#### EXERCISE GOAL:
What is the count of lines in the listing below that hold the string "Brandt"? Reply with that number alone.

===== RECORDS FOR THIS TASK

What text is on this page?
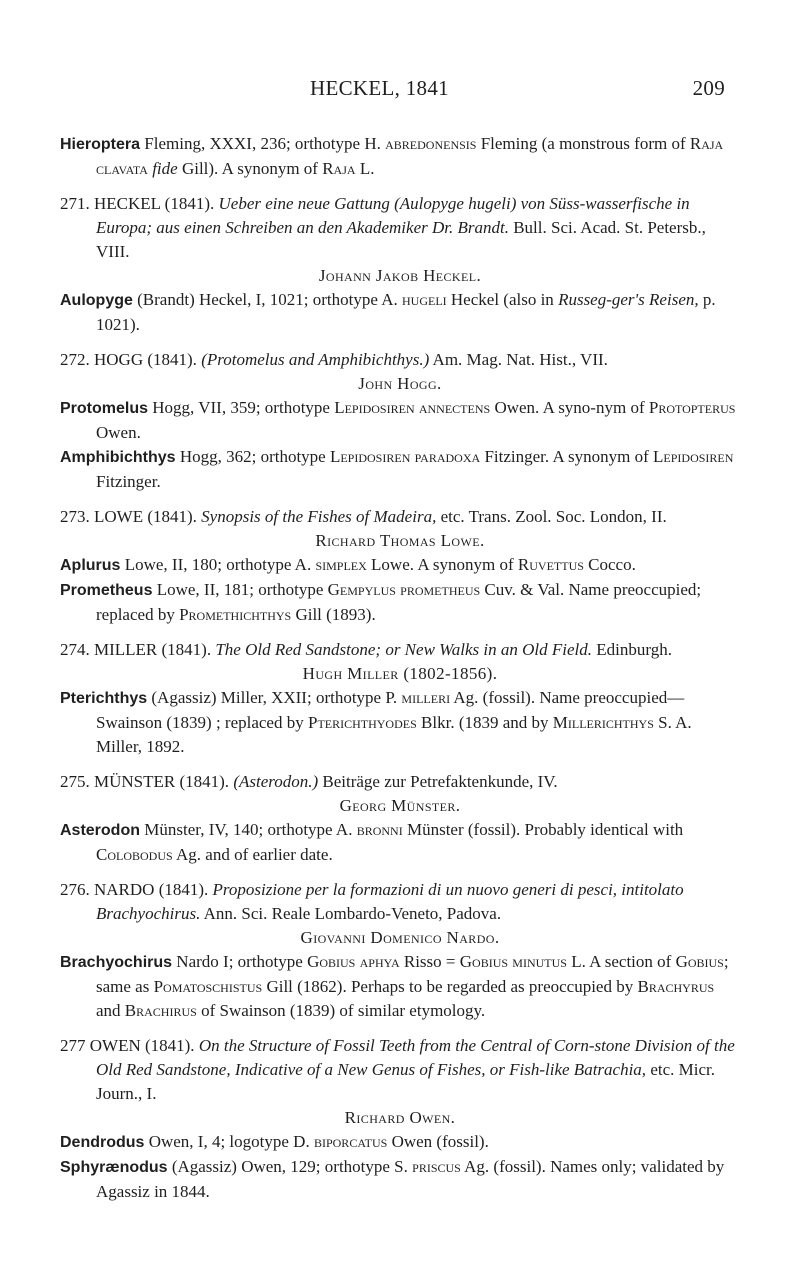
HECKEL, 1841	209

Hieroptera Fleming, XXXI, 236; orthotype H. abredonensis Fleming (a monstrous form of Raja clavata fide Gill). A synonym of Raja L.

271. HECKEL (1841). Ueber eine neue Gattung (Aulopyge hugeli) von Süss-wasserfische in Europa; aus einen Schreiben an den Akademiker Dr. Brandt. Bull. Sci. Acad. St. Petersb., VIII.

Johann Jakob Heckel.

Aulopyge (Brandt) Heckel, I, 1021; orthotype A. hugeli Heckel (also in Russeg-ger's Reisen, p. 1021).

272. HOGG (1841). (Protomelus and Amphibichthys.) Am. Mag. Nat. Hist., VII.

John Hogg.

Protomelus Hogg, VII, 359; orthotype Lepidosiren annectens Owen. A syno-nym of Protopterus Owen.

Amphibichthys Hogg, 362; orthotype Lepidosiren paradoxa Fitzinger. A synonym of Lepidosiren Fitzinger.

273. LOWE (1841). Synopsis of the Fishes of Madeira, etc. Trans. Zool. Soc. London, II.

Richard Thomas Lowe.

Aplurus Lowe, II, 180; orthotype A. simplex Lowe. A synonym of Ruvettus Cocco.

Prometheus Lowe, II, 181; orthotype Gempylus prometheus Cuv. & Val. Name preoccupied; replaced by Promethichthys Gill (1893).

274. MILLER (1841). The Old Red Sandstone; or New Walks in an Old Field. Edinburgh.

Hugh Miller (1802-1856).

Pterichthys (Agassiz) Miller, XXII; orthotype P. milleri Ag. (fossil). Name preoccupied—Swainson (1839) ; replaced by Pterichthyodes Blkr. (1839 and by Millerichthys S. A. Miller, 1892.

275. MÜNSTER (1841). (Asterodon.) Beiträge zur Petrefaktenkunde, IV.

Georg Münster.

Asterodon Münster, IV, 140; orthotype A. bronni Münster (fossil). Probably identical with Colobodus Ag. and of earlier date.

276. NARDO (1841). Proposizione per la formazioni di un nuovo generi di pesci, intitolato Brachyochirus. Ann. Sci. Reale Lombardo-Veneto, Padova.

Giovanni Domenico Nardo.

Brachyochirus Nardo I; orthotype Gobius aphya Risso = Gobius minutus L. A section of Gobius; same as Pomatoschistus Gill (1862). Perhaps to be regarded as preoccupied by Brachyrus and Brachirus of Swainson (1839) of similar etymology.

277 OWEN (1841). On the Structure of Fossil Teeth from the Central of Corn-stone Division of the Old Red Sandstone, Indicative of a New Genus of Fishes, or Fish-like Batrachia, etc. Micr. Journ., I.

Richard Owen.

Dendrodus Owen, I, 4; logotype D. biporcatus Owen (fossil).

Sphyrænodus (Agassiz) Owen, 129; orthotype S. priscus Ag. (fossil). Names only; validated by Agassiz in 1844.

==========

#### FINISHED ANSWER:
2